■ SET PROBLEM
Restate each entry word for word, leaving nothing out.

■ RECORDS SUPPLIED
= = = = = = =
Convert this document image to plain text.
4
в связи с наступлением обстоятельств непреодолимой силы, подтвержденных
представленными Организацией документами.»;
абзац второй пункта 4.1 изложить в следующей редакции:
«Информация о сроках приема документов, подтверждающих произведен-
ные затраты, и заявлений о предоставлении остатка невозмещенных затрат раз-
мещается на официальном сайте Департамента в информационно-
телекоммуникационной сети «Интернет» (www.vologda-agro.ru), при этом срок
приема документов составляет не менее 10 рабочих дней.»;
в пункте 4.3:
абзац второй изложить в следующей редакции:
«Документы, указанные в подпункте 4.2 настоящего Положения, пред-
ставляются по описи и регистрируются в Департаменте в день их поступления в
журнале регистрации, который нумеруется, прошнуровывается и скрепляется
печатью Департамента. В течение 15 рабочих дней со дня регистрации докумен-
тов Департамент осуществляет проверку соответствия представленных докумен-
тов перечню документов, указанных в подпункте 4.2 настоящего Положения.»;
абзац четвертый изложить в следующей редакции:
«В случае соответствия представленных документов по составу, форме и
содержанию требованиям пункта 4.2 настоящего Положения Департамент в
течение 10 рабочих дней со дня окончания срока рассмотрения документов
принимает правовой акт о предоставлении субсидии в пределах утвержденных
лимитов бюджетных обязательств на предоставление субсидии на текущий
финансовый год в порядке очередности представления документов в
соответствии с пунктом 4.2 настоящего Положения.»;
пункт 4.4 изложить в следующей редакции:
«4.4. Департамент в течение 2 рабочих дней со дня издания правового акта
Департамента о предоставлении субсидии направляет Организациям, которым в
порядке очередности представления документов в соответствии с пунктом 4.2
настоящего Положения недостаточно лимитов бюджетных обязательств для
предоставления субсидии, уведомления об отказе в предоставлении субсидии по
= = = = = = =
■ FULL RESPONSE
Convert this document image to plain text.
4
в связи с наступлением обстоятельств непреодолимой силы, подтвержденных
представленными Организацией документами.»;
абзац второй пункта 4.1 изложить в следующей редакции:
«Информация о сроках приема документов, подтверждающих произведен-
ные затраты, и заявлений о предоставлении остатка невозмещенных затрат раз-
мещается на официальном сайте Департамента в информационно-
телекоммуникационной сети «Интернет» (www.vologda-agro.ru), при этом срок
приема документов составляет не менее 10 рабочих дней.»;
в пункте 4.3:
абзац второй изложить в следующей редакции:
«Документы, указанные в подпункте 4.2 настоящего Положения, пред-
ставляются по описи и регистрируются в Департаменте в день их поступления в
журнале регистрации, который нумеруется, прошнуровывается и скрепляется
печатью Департамента. В течение 15 рабочих дней со дня регистрации докумен-
тов Департамент осуществляет проверку соответствия представленных докумен-
тов перечню документов, указанных в подпункте 4.2 настоящего Положения.»;
абзац четвертый изложить в следующей редакции:
«В случае соответствия представленных документов по составу, форме и
содержанию требованиям пункта 4.2 настоящего Положения Департамент в
течение 10 рабочих дней со дня окончания срока рассмотрения документов
принимает правовой акт о предоставлении субсидии в пределах утвержденных
лимитов бюджетных обязательств на предоставление субсидии на текущий
финансовый год в порядке очередности представления документов в
соответствии с пунктом 4.2 настоящего Положения.»;
пункт 4.4 изложить в следующей редакции:
«4.4. Департамент в течение 2 рабочих дней со дня издания правового акта
Департамента о предоставлении субсидии направляет Организациям, которым в
порядке очередности представления документов в соответствии с пунктом 4.2
настоящего Положения недостаточно лимитов бюджетных обязательств для
предоставления субсидии, уведомления об отказе в предоставлении субсидии по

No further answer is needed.